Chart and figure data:
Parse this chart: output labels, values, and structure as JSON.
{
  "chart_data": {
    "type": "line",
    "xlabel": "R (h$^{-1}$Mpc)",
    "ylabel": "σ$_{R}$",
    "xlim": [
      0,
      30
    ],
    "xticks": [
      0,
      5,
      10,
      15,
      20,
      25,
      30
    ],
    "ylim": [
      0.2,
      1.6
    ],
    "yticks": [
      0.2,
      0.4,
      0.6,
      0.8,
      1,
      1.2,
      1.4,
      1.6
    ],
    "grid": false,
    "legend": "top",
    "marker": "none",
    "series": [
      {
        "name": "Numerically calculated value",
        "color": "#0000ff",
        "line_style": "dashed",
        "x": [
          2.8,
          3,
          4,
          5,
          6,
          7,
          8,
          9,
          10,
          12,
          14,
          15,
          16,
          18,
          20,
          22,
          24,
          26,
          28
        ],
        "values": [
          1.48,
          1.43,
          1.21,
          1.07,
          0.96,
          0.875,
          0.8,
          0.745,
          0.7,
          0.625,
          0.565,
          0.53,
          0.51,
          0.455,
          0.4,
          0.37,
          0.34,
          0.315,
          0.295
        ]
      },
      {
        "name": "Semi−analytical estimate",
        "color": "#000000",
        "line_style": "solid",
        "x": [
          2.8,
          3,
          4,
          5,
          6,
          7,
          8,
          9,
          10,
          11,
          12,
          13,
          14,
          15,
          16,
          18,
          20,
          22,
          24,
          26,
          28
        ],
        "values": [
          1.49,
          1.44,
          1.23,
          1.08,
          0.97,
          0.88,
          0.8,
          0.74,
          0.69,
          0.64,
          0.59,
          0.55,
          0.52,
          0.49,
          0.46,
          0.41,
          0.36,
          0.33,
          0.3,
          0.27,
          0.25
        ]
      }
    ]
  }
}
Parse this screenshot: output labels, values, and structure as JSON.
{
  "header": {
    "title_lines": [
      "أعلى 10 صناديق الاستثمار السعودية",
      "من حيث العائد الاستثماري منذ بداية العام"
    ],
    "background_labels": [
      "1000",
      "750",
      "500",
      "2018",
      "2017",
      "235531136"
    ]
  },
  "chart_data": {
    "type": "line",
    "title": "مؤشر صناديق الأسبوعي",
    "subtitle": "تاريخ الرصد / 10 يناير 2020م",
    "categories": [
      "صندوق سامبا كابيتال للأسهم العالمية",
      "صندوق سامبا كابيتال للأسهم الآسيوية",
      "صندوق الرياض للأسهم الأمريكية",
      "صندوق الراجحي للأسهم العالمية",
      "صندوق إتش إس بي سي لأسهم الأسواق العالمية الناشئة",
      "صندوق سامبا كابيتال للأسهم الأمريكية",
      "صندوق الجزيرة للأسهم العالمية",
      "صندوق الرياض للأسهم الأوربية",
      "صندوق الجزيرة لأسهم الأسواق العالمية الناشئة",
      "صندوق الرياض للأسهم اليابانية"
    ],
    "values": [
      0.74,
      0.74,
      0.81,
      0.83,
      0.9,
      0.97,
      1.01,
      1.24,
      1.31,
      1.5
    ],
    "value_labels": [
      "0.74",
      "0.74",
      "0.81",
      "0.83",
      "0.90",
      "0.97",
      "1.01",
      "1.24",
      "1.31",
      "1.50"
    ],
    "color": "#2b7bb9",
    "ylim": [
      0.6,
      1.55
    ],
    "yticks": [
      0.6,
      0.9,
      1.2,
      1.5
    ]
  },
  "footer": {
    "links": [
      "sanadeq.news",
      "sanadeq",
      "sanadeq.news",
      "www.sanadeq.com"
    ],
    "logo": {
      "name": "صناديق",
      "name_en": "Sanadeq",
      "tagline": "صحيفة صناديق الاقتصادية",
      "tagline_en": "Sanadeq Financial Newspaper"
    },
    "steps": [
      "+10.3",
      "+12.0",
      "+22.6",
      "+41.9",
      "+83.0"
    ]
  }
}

## [The problem]
Write down the full listing again, exactly.

## [Written response]
Parse this chart: output labels, values, and structure as JSON.
{
  "chart_data": {
    "type": "line",
    "xlabel": "R (h$^{-1}$Mpc)",
    "ylabel": "σ$_{R}$",
    "xlim": [
      0,
      30
    ],
    "xticks": [
      0,
      5,
      10,
      15,
      20,
      25,
      30
    ],
    "ylim": [
      0.2,
      1.6
    ],
    "yticks": [
      0.2,
      0.4,
      0.6,
      0.8,
      1,
      1.2,
      1.4,
      1.6
    ],
    "grid": false,
    "legend": "top",
    "marker": "none",
    "series": [
      {
        "name": "Numerically calculated value",
        "color": "#0000ff",
        "line_style": "dashed",
        "x": [
          2.8,
          3,
          4,
          5,
          6,
          7,
          8,
          9,
          10,
          12,
          14,
          15,
          16,
          18,
          20,
          22,
          24,
          26,
          28
        ],
        "values": [
          1.48,
          1.43,
          1.21,
          1.07,
          0.96,
          0.875,
          0.8,
          0.745,
          0.7,
          0.625,
          0.565,
          0.53,
          0.51,
          0.455,
          0.4,
          0.37,
          0.34,
          0.315,
          0.295
        ]
      },
      {
        "name": "Semi−analytical estimate",
        "color": "#000000",
        "line_style": "solid",
        "x": [
          2.8,
          3,
          4,
          5,
          6,
          7,
          8,
          9,
          10,
          11,
          12,
          13,
          14,
          15,
          16,
          18,
          20,
          22,
          24,
          26,
          28
        ],
        "values": [
          1.49,
          1.44,
          1.23,
          1.08,
          0.97,
          0.88,
          0.8,
          0.74,
          0.69,
          0.64,
          0.59,
          0.55,
          0.52,
          0.49,
          0.46,
          0.41,
          0.36,
          0.33,
          0.3,
          0.27,
          0.25
        ]
      }
    ]
  }
}
Parse this screenshot: output labels, values, and structure as JSON.
{
  "header": {
    "title_lines": [
      "أعلى 10 صناديق الاستثمار السعودية",
      "من حيث العائد الاستثماري منذ بداية العام"
    ],
    "background_labels": [
      "1000",
      "750",
      "500",
      "2018",
      "2017",
      "235531136"
    ]
  },
  "chart_data": {
    "type": "line",
    "title": "مؤشر صناديق الأسبوعي",
    "subtitle": "تاريخ الرصد / 10 يناير 2020م",
    "categories": [
      "صندوق سامبا كابيتال للأسهم العالمية",
      "صندوق سامبا كابيتال للأسهم الآسيوية",
      "صندوق الرياض للأسهم الأمريكية",
      "صندوق الراجحي للأسهم العالمية",
      "صندوق إتش إس بي سي لأسهم الأسواق العالمية الناشئة",
      "صندوق سامبا كابيتال للأسهم الأمريكية",
      "صندوق الجزيرة للأسهم العالمية",
      "صندوق الرياض للأسهم الأوربية",
      "صندوق الجزيرة لأسهم الأسواق العالمية الناشئة",
      "صندوق الرياض للأسهم اليابانية"
    ],
    "values": [
      0.74,
      0.74,
      0.81,
      0.83,
      0.9,
      0.97,
      1.01,
      1.24,
      1.31,
      1.5
    ],
    "value_labels": [
      "0.74",
      "0.74",
      "0.81",
      "0.83",
      "0.90",
      "0.97",
      "1.01",
      "1.24",
      "1.31",
      "1.50"
    ],
    "color": "#2b7bb9",
    "ylim": [
      0.6,
      1.55
    ],
    "yticks": [
      0.6,
      0.9,
      1.2,
      1.5
    ]
  },
  "footer": {
    "links": [
      "sanadeq.news",
      "sanadeq",
      "sanadeq.news",
      "www.sanadeq.com"
    ],
    "logo": {
      "name": "صناديق",
      "name_en": "Sanadeq",
      "tagline": "صحيفة صناديق الاقتصادية",
      "tagline_en": "Sanadeq Financial Newspaper"
    },
    "steps": [
      "+10.3",
      "+12.0",
      "+22.6",
      "+41.9",
      "+83.0"
    ]
  }
}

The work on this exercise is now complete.